Records from a collection:
··········

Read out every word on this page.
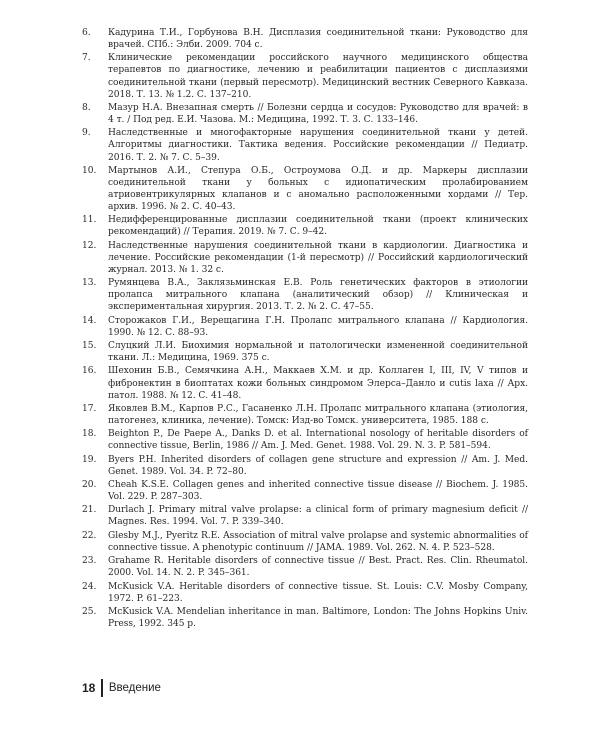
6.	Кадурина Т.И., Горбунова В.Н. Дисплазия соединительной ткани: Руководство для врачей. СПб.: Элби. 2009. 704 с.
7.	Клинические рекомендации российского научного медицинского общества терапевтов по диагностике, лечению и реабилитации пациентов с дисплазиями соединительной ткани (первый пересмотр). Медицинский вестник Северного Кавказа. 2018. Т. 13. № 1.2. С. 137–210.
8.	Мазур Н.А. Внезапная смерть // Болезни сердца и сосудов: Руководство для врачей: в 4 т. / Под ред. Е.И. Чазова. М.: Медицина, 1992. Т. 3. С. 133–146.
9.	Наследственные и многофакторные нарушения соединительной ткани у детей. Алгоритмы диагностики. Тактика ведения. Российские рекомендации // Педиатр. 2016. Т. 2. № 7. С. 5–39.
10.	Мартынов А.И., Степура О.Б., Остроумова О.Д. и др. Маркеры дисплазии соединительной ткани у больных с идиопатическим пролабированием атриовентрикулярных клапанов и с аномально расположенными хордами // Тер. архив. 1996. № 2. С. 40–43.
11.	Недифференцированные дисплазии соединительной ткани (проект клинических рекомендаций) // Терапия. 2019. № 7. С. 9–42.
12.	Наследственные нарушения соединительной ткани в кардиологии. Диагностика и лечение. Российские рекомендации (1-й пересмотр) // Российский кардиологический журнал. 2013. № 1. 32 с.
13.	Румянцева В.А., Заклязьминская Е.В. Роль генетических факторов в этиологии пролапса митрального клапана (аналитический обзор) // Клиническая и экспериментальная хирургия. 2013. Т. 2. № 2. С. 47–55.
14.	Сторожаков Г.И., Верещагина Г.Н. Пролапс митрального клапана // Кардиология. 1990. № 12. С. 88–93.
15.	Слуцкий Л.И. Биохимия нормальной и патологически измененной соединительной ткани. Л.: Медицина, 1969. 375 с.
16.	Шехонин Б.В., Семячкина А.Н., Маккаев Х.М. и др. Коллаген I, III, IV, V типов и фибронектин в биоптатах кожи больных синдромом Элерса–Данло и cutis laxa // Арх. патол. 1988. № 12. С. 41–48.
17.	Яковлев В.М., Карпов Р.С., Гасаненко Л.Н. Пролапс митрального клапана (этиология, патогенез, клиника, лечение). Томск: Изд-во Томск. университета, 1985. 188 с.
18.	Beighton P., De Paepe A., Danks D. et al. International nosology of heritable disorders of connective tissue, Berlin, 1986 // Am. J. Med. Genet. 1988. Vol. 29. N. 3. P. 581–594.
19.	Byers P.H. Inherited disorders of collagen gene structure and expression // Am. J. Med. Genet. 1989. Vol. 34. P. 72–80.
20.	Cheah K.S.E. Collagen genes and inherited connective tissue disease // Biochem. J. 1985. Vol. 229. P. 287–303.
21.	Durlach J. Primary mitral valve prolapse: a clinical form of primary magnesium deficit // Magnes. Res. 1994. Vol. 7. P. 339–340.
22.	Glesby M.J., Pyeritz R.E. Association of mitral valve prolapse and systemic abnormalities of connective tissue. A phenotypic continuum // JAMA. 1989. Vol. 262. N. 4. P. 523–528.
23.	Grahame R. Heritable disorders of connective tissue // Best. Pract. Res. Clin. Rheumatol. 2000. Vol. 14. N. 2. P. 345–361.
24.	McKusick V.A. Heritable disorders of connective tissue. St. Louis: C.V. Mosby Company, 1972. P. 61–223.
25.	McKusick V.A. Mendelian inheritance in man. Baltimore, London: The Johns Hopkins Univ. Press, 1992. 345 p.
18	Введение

··········

Exercise directions: Word for word, return the entries above, but without any pictures.

Finished task:
Read out every word on this page.
6.	Кадурина Т.И., Горбунова В.Н. Дисплазия соединительной ткани: Руководство для врачей. СПб.: Элби. 2009. 704 с.
7.	Клинические рекомендации российского научного медицинского общества терапевтов по диагностике, лечению и реабилитации пациентов с дисплазиями соединительной ткани (первый пересмотр). Медицинский вестник Северного Кавказа. 2018. Т. 13. № 1.2. С. 137–210.
8.	Мазур Н.А. Внезапная смерть // Болезни сердца и сосудов: Руководство для врачей: в 4 т. / Под ред. Е.И. Чазова. М.: Медицина, 1992. Т. 3. С. 133–146.
9.	Наследственные и многофакторные нарушения соединительной ткани у детей. Алгоритмы диагностики. Тактика ведения. Российские рекомендации // Педиатр. 2016. Т. 2. № 7. С. 5–39.
10.	Мартынов А.И., Степура О.Б., Остроумова О.Д. и др. Маркеры дисплазии соединительной ткани у больных с идиопатическим пролабированием атриовентрикулярных клапанов и с аномально расположенными хордами // Тер. архив. 1996. № 2. С. 40–43.
11.	Недифференцированные дисплазии соединительной ткани (проект клинических рекомендаций) // Терапия. 2019. № 7. С. 9–42.
12.	Наследственные нарушения соединительной ткани в кардиологии. Диагностика и лечение. Российские рекомендации (1-й пересмотр) // Российский кардиологический журнал. 2013. № 1. 32 с.
13.	Румянцева В.А., Заклязьминская Е.В. Роль генетических факторов в этиологии пролапса митрального клапана (аналитический обзор) // Клиническая и экспериментальная хирургия. 2013. Т. 2. № 2. С. 47–55.
14.	Сторожаков Г.И., Верещагина Г.Н. Пролапс митрального клапана // Кардиология. 1990. № 12. С. 88–93.
15.	Слуцкий Л.И. Биохимия нормальной и патологически измененной соединительной ткани. Л.: Медицина, 1969. 375 с.
16.	Шехонин Б.В., Семячкина А.Н., Маккаев Х.М. и др. Коллаген I, III, IV, V типов и фибронектин в биоптатах кожи больных синдромом Элерса–Данло и cutis laxa // Арх. патол. 1988. № 12. С. 41–48.
17.	Яковлев В.М., Карпов Р.С., Гасаненко Л.Н. Пролапс митрального клапана (этиология, патогенез, клиника, лечение). Томск: Изд-во Томск. университета, 1985. 188 с.
18.	Beighton P., De Paepe A., Danks D. et al. International nosology of heritable disorders of connective tissue, Berlin, 1986 // Am. J. Med. Genet. 1988. Vol. 29. N. 3. P. 581–594.
19.	Byers P.H. Inherited disorders of collagen gene structure and expression // Am. J. Med. Genet. 1989. Vol. 34. P. 72–80.
20.	Cheah K.S.E. Collagen genes and inherited connective tissue disease // Biochem. J. 1985. Vol. 229. P. 287–303.
21.	Durlach J. Primary mitral valve prolapse: a clinical form of primary magnesium deficit // Magnes. Res. 1994. Vol. 7. P. 339–340.
22.	Glesby M.J., Pyeritz R.E. Association of mitral valve prolapse and systemic abnormalities of connective tissue. A phenotypic continuum // JAMA. 1989. Vol. 262. N. 4. P. 523–528.
23.	Grahame R. Heritable disorders of connective tissue // Best. Pract. Res. Clin. Rheumatol. 2000. Vol. 14. N. 2. P. 345–361.
24.	McKusick V.A. Heritable disorders of connective tissue. St. Louis: C.V. Mosby Company, 1972. P. 61–223.
25.	McKusick V.A. Mendelian inheritance in man. Baltimore, London: The Johns Hopkins Univ. Press, 1992. 345 p.
18	Введение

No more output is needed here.